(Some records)
--

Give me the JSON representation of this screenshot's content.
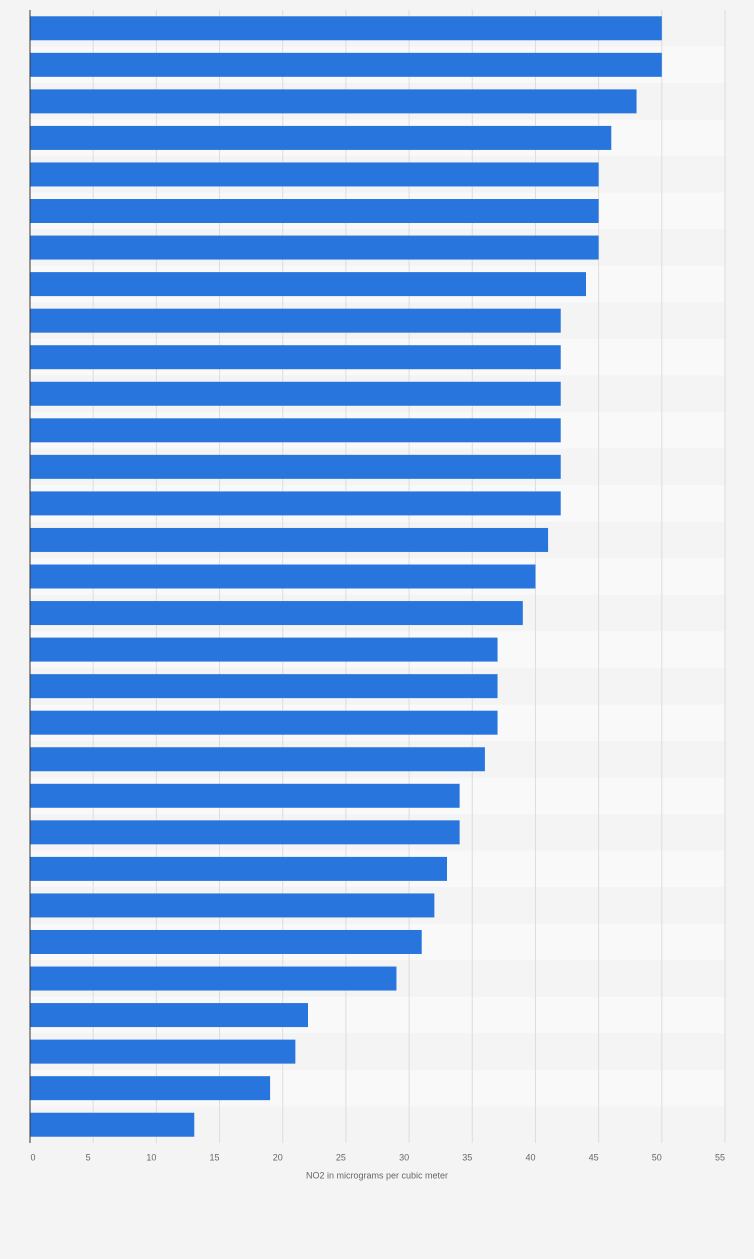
{
  "chart_data": {
    "type": "bar",
    "orientation": "horizontal",
    "x_label": "NO2 in micrograms per cubic meter",
    "categories": [
      null,
      null,
      null,
      null,
      null,
      null,
      null,
      null,
      null,
      null,
      null,
      null,
      null,
      null,
      null,
      null,
      null,
      null,
      null,
      null,
      null,
      null,
      null,
      null,
      null,
      null,
      null,
      null,
      null,
      null,
      null
    ],
    "values": [
      50,
      50,
      48,
      46,
      45,
      45,
      45,
      44,
      42,
      42,
      42,
      42,
      42,
      42,
      41,
      40,
      39,
      37,
      37,
      37,
      36,
      34,
      34,
      33,
      32,
      31,
      29,
      22,
      21,
      19,
      13
    ],
    "color": "#2876dd",
    "xlim": [
      0,
      55
    ],
    "xticks": [
      0,
      5,
      10,
      15,
      20,
      25,
      30,
      35,
      40,
      45,
      50,
      55
    ],
    "grid": true
  }
}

--

Can you repeat every record above exactly, apart from the pictures?

Give me the JSON representation of this screenshot's content.
{
  "chart_data": {
    "type": "bar",
    "orientation": "horizontal",
    "x_label": "NO2 in micrograms per cubic meter",
    "categories": [
      null,
      null,
      null,
      null,
      null,
      null,
      null,
      null,
      null,
      null,
      null,
      null,
      null,
      null,
      null,
      null,
      null,
      null,
      null,
      null,
      null,
      null,
      null,
      null,
      null,
      null,
      null,
      null,
      null,
      null,
      null
    ],
    "values": [
      50,
      50,
      48,
      46,
      45,
      45,
      45,
      44,
      42,
      42,
      42,
      42,
      42,
      42,
      41,
      40,
      39,
      37,
      37,
      37,
      36,
      34,
      34,
      33,
      32,
      31,
      29,
      22,
      21,
      19,
      13
    ],
    "color": "#2876dd",
    "xlim": [
      0,
      55
    ],
    "xticks": [
      0,
      5,
      10,
      15,
      20,
      25,
      30,
      35,
      40,
      45,
      50,
      55
    ],
    "grid": true
  }
}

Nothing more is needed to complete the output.